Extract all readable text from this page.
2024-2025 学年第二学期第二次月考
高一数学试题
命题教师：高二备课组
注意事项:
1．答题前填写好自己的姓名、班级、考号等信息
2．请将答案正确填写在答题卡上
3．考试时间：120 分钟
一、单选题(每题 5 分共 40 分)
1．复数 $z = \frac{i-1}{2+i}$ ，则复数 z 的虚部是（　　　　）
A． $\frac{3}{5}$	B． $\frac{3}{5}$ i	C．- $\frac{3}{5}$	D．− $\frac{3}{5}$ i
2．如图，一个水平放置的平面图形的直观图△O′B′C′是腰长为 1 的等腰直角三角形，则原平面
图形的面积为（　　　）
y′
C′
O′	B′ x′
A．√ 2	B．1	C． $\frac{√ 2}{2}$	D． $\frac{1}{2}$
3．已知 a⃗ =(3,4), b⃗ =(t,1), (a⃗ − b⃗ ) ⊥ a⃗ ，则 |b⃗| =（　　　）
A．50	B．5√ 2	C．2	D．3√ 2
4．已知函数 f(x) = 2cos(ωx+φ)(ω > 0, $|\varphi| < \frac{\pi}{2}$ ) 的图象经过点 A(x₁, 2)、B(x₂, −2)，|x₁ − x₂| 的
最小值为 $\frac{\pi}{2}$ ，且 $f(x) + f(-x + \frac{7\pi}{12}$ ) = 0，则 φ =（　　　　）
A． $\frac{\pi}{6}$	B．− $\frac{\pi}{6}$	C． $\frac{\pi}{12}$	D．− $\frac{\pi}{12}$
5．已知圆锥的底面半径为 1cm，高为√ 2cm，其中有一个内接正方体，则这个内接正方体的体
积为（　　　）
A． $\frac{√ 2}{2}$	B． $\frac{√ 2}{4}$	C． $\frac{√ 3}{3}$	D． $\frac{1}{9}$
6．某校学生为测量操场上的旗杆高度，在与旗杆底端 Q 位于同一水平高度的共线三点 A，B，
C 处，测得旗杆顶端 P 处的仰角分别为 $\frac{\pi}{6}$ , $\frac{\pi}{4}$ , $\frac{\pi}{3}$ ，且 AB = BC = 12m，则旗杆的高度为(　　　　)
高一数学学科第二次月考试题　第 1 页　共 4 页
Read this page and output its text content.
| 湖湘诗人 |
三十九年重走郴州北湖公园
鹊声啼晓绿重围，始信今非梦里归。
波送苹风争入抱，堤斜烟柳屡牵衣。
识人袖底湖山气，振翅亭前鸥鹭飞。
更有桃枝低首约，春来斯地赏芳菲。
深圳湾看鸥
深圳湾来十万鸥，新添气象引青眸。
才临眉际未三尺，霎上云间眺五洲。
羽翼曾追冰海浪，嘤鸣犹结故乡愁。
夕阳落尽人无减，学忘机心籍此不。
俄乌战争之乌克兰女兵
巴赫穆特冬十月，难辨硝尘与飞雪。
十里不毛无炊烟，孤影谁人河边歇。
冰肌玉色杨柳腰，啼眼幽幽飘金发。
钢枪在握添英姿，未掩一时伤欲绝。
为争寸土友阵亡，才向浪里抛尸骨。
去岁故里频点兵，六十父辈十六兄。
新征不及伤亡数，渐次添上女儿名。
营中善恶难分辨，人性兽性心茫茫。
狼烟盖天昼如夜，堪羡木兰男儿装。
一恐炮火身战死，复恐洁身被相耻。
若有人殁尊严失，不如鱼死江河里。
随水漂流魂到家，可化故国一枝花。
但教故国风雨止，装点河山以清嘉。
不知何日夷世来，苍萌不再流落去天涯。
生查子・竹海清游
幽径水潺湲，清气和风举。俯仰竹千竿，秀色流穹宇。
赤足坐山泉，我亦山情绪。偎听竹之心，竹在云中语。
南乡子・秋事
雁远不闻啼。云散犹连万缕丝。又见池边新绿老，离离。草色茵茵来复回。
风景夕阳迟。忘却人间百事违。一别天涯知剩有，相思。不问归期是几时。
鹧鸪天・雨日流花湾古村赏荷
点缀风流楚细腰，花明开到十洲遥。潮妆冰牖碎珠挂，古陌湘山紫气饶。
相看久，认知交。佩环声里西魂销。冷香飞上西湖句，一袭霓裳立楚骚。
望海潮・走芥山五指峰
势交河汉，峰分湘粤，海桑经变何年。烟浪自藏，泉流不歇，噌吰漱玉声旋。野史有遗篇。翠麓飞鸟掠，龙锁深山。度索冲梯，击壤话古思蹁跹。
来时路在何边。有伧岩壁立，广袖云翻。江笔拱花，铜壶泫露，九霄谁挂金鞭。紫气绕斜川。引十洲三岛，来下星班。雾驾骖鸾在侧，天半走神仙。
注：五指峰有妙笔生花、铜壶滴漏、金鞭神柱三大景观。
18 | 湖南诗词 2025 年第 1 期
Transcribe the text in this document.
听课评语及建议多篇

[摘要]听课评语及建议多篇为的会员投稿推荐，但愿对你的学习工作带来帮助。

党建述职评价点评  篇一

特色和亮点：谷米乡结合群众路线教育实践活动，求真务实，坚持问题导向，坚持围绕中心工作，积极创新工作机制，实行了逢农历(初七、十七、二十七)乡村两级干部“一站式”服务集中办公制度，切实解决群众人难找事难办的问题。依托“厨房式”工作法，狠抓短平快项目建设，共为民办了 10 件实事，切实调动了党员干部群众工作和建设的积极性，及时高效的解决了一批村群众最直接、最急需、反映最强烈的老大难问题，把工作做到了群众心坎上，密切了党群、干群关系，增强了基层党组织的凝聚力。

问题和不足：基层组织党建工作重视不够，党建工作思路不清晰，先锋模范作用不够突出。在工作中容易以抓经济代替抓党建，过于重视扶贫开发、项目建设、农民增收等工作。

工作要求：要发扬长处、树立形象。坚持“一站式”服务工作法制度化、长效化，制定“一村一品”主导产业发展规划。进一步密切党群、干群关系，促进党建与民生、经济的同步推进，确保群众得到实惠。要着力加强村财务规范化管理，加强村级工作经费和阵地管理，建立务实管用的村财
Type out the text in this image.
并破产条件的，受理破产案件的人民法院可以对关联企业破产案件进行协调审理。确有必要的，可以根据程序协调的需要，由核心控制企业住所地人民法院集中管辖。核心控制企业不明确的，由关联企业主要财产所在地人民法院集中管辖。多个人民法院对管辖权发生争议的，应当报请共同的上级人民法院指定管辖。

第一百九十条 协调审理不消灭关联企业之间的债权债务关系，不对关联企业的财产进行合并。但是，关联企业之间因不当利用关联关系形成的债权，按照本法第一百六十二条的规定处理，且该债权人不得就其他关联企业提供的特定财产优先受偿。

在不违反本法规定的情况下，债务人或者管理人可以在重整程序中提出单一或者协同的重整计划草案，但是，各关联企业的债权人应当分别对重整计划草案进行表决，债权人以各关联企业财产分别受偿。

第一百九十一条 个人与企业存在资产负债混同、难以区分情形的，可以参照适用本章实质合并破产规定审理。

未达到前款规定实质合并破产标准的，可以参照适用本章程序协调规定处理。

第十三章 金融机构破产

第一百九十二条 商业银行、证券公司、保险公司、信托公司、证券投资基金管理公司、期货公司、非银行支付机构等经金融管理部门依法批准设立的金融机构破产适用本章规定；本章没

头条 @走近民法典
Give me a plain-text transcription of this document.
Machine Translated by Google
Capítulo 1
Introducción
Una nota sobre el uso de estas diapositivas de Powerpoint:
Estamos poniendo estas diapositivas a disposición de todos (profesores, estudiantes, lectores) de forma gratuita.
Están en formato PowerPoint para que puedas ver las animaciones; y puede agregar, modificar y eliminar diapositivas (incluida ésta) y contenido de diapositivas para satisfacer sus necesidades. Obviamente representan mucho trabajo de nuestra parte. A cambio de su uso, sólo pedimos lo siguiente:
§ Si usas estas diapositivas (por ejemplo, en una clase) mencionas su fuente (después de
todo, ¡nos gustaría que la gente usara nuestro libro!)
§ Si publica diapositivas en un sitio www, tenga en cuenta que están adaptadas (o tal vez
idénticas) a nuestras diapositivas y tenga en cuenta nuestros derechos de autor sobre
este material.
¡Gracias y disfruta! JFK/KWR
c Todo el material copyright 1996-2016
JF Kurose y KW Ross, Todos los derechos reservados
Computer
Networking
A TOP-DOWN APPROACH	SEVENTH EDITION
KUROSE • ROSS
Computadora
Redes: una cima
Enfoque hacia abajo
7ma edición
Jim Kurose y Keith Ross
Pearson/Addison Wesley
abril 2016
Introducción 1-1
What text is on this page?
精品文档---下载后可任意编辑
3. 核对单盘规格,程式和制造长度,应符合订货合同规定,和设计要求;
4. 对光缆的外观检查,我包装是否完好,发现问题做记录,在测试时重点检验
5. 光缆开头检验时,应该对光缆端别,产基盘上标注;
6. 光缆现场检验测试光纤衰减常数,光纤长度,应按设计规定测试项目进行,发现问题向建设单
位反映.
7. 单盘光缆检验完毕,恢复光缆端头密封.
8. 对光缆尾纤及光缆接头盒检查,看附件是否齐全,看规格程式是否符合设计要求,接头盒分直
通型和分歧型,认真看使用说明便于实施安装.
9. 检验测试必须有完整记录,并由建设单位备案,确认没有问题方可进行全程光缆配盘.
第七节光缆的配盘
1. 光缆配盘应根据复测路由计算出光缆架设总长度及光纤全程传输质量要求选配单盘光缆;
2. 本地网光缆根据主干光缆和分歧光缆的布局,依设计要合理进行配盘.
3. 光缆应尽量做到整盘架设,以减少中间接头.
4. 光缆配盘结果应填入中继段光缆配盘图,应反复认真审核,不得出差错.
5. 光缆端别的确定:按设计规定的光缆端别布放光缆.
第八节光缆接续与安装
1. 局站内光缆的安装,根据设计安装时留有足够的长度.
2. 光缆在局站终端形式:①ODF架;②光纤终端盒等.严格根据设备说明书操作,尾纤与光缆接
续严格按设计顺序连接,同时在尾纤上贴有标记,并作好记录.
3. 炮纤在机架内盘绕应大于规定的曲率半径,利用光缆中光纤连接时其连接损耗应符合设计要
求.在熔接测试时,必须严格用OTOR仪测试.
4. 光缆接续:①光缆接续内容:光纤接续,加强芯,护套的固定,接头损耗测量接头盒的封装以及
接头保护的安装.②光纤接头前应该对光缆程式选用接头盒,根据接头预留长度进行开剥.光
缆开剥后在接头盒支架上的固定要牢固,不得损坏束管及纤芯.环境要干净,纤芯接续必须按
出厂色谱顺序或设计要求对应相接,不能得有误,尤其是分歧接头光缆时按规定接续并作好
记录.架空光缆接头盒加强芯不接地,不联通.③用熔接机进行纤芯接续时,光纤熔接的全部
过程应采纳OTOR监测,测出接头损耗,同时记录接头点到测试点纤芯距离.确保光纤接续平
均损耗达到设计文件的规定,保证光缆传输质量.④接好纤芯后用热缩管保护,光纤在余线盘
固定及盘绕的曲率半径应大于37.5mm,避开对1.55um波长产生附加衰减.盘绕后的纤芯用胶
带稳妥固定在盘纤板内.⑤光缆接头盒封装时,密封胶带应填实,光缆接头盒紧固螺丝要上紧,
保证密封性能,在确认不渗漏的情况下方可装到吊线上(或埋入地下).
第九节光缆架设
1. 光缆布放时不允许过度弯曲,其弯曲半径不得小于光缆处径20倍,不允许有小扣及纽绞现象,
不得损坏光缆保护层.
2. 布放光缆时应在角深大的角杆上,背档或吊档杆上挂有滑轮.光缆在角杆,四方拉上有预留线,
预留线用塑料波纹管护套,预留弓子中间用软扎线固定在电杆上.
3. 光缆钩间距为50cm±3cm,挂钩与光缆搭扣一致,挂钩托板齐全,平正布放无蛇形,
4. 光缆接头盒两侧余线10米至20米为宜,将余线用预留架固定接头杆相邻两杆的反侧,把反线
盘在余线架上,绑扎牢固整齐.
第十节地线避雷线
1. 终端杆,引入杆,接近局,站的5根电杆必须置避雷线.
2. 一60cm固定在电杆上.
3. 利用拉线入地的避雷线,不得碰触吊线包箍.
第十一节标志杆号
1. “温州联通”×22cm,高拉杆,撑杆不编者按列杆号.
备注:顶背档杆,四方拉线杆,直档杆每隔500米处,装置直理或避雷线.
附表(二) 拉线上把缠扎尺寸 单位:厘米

> _YOUR OBJECTIVE_: Collect every line above that contains the word "text".

> _RIGHT ANSWER_:
Extract all readable text from this page.
Read this page and output its text content.
Transcribe the text in this document.
Type out the text in this image.
Give me a plain-text transcription of this document.
What text is on this page?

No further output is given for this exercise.